◆ RECORDS SUPPLIED ◆
»»

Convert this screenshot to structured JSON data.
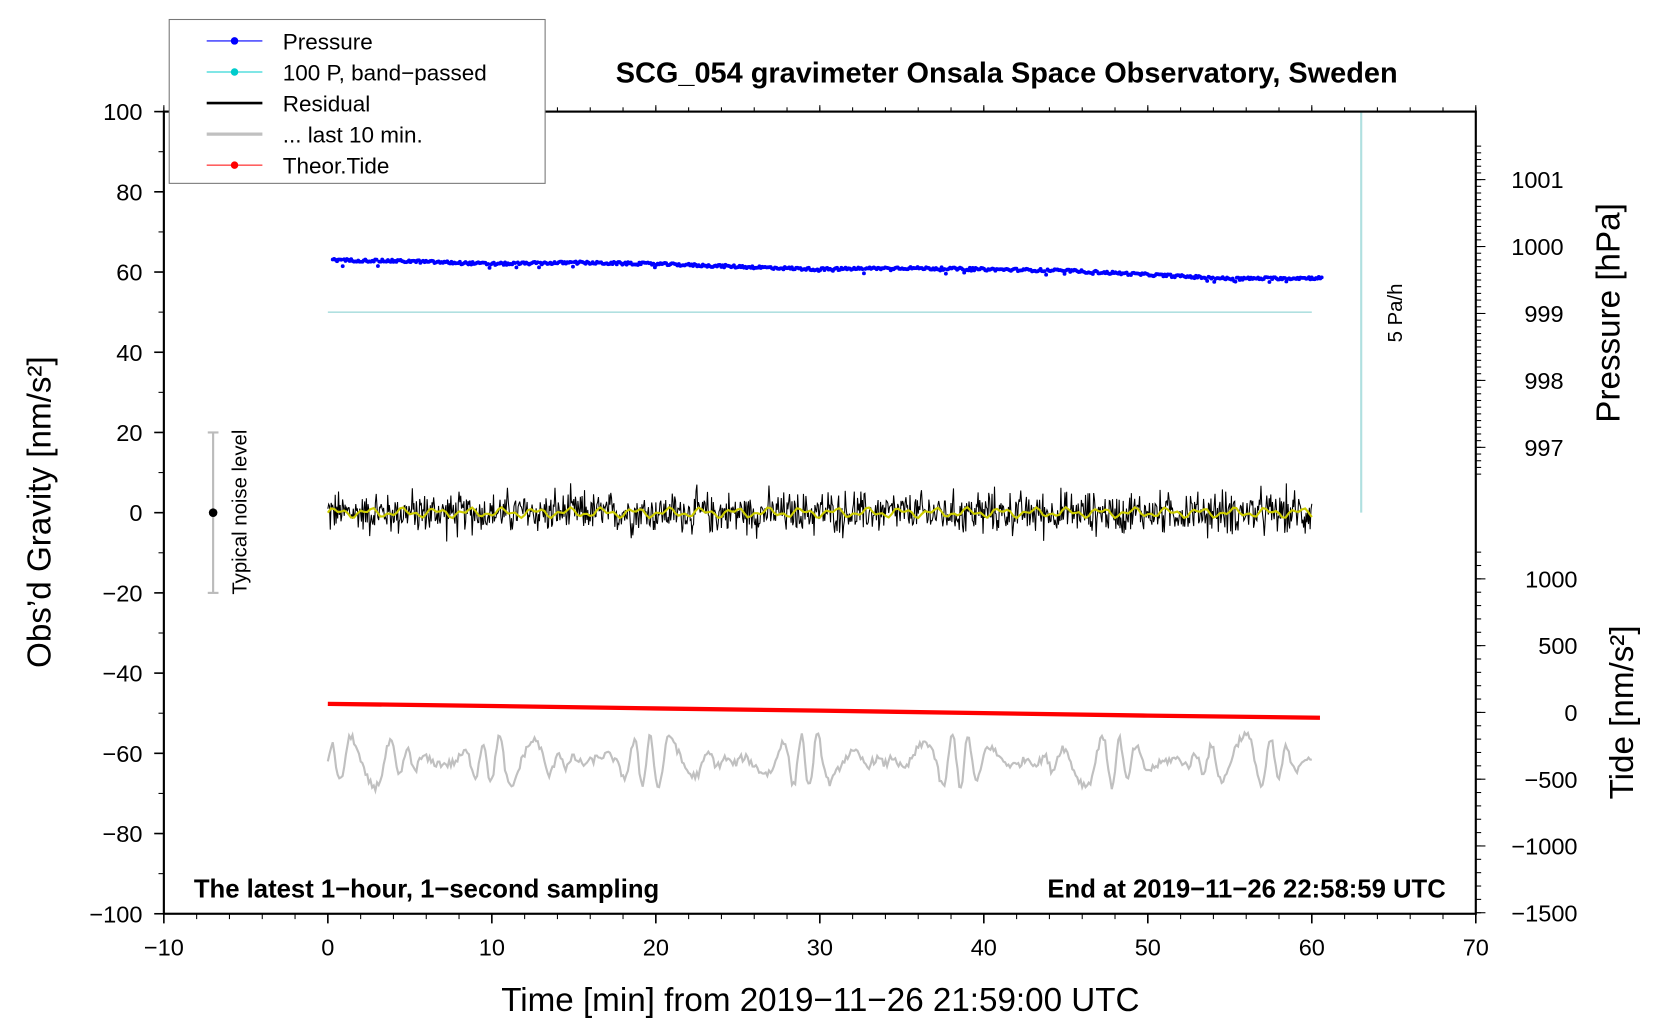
{
  "chart_data": {
    "type": "line",
    "title": "SCG_054 gravimeter Onsala Space Observatory, Sweden",
    "xlabel": "Time [min] from 2019−11−26 21:59:00 UTC",
    "ylabel_left": "Obs’d Gravity [nm/s²]",
    "ylabel_right_top": "Pressure [hPa]",
    "ylabel_right_bottom": "Tide [nm/s²]",
    "xlim": [
      -10,
      70
    ],
    "ylim": [
      -100,
      100
    ],
    "pressure_lim": [
      996,
      1002
    ],
    "tide_lim": [
      -1500,
      1500
    ],
    "x_ticks": [
      "−10",
      "0",
      "10",
      "20",
      "30",
      "40",
      "50",
      "60",
      "70"
    ],
    "y_ticks": [
      "100",
      "80",
      "60",
      "40",
      "20",
      "0",
      "−20",
      "−40",
      "−60",
      "−80",
      "−100"
    ],
    "pressure_ticks": [
      "1001",
      "1000",
      "999",
      "998",
      "997"
    ],
    "tide_ticks": [
      "1000",
      "500",
      "0",
      "−500",
      "−1000",
      "−1500"
    ],
    "legend": [
      "Pressure",
      "100 P, band−passed",
      "Residual",
      "... last 10 min.",
      "Theor.Tide"
    ],
    "legend_position": "top-left",
    "annotation_left": "The latest 1−hour, 1−second sampling",
    "annotation_right": "End at 2019−11−26 22:58:59 UTC",
    "scale_bar_label": "5 Pa/h",
    "noise_label": "Typical noise level",
    "noise_range": [
      -20,
      20
    ],
    "series": [
      {
        "name": "Pressure",
        "unit": "hPa",
        "x": [
          0,
          5,
          10,
          15,
          20,
          25,
          30,
          35,
          40,
          45,
          50,
          55,
          60
        ],
        "values": [
          999.8,
          999.78,
          999.74,
          999.76,
          999.74,
          999.7,
          999.66,
          999.68,
          999.66,
          999.64,
          999.58,
          999.52,
          999.53
        ]
      },
      {
        "name": "100 P, band-passed",
        "unit": "nm/s2",
        "x": [
          0,
          60
        ],
        "values": [
          50,
          50
        ]
      },
      {
        "name": "Residual",
        "unit": "nm/s2",
        "x": [
          0,
          60
        ],
        "values": [
          0,
          0
        ],
        "amplitude": 8
      },
      {
        "name": "... last 10 min.",
        "unit": "nm/s2",
        "x": [
          0,
          60
        ],
        "values": [
          -62,
          -62
        ],
        "amplitude": 8
      },
      {
        "name": "Theor.Tide",
        "unit": "nm/s2",
        "x": [
          0,
          10,
          20,
          30,
          40,
          50,
          60.5
        ],
        "values": [
          64,
          48,
          30,
          14,
          -6,
          -24,
          -40
        ]
      }
    ],
    "colors": {
      "pressure": "#0000ff",
      "bandpass": "#00cccc",
      "residual": "#000000",
      "last10": "#c0c0c0",
      "tide": "#ff0000",
      "smooth": "#cccc00",
      "scalebar": "#b0e0e0"
    }
  }
}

««

◆ PROBLEM DESCRIPTION ◆
Repeat the entries exactly and keep the pictures out of the copy.

◆ TASK OUTPUT ◆
Convert this screenshot to structured JSON data.
{
  "chart_data": {
    "type": "line",
    "title": "SCG_054 gravimeter Onsala Space Observatory, Sweden",
    "xlabel": "Time [min] from 2019−11−26 21:59:00 UTC",
    "ylabel_left": "Obs’d Gravity [nm/s²]",
    "ylabel_right_top": "Pressure [hPa]",
    "ylabel_right_bottom": "Tide [nm/s²]",
    "xlim": [
      -10,
      70
    ],
    "ylim": [
      -100,
      100
    ],
    "pressure_lim": [
      996,
      1002
    ],
    "tide_lim": [
      -1500,
      1500
    ],
    "x_ticks": [
      "−10",
      "0",
      "10",
      "20",
      "30",
      "40",
      "50",
      "60",
      "70"
    ],
    "y_ticks": [
      "100",
      "80",
      "60",
      "40",
      "20",
      "0",
      "−20",
      "−40",
      "−60",
      "−80",
      "−100"
    ],
    "pressure_ticks": [
      "1001",
      "1000",
      "999",
      "998",
      "997"
    ],
    "tide_ticks": [
      "1000",
      "500",
      "0",
      "−500",
      "−1000",
      "−1500"
    ],
    "legend": [
      "Pressure",
      "100 P, band−passed",
      "Residual",
      "... last 10 min.",
      "Theor.Tide"
    ],
    "legend_position": "top-left",
    "annotation_left": "The latest 1−hour, 1−second sampling",
    "annotation_right": "End at 2019−11−26 22:58:59 UTC",
    "scale_bar_label": "5 Pa/h",
    "noise_label": "Typical noise level",
    "noise_range": [
      -20,
      20
    ],
    "series": [
      {
        "name": "Pressure",
        "unit": "hPa",
        "x": [
          0,
          5,
          10,
          15,
          20,
          25,
          30,
          35,
          40,
          45,
          50,
          55,
          60
        ],
        "values": [
          999.8,
          999.78,
          999.74,
          999.76,
          999.74,
          999.7,
          999.66,
          999.68,
          999.66,
          999.64,
          999.58,
          999.52,
          999.53
        ]
      },
      {
        "name": "100 P, band-passed",
        "unit": "nm/s2",
        "x": [
          0,
          60
        ],
        "values": [
          50,
          50
        ]
      },
      {
        "name": "Residual",
        "unit": "nm/s2",
        "x": [
          0,
          60
        ],
        "values": [
          0,
          0
        ],
        "amplitude": 8
      },
      {
        "name": "... last 10 min.",
        "unit": "nm/s2",
        "x": [
          0,
          60
        ],
        "values": [
          -62,
          -62
        ],
        "amplitude": 8
      },
      {
        "name": "Theor.Tide",
        "unit": "nm/s2",
        "x": [
          0,
          10,
          20,
          30,
          40,
          50,
          60.5
        ],
        "values": [
          64,
          48,
          30,
          14,
          -6,
          -24,
          -40
        ]
      }
    ],
    "colors": {
      "pressure": "#0000ff",
      "bandpass": "#00cccc",
      "residual": "#000000",
      "last10": "#c0c0c0",
      "tide": "#ff0000",
      "smooth": "#cccc00",
      "scalebar": "#b0e0e0"
    }
  }
}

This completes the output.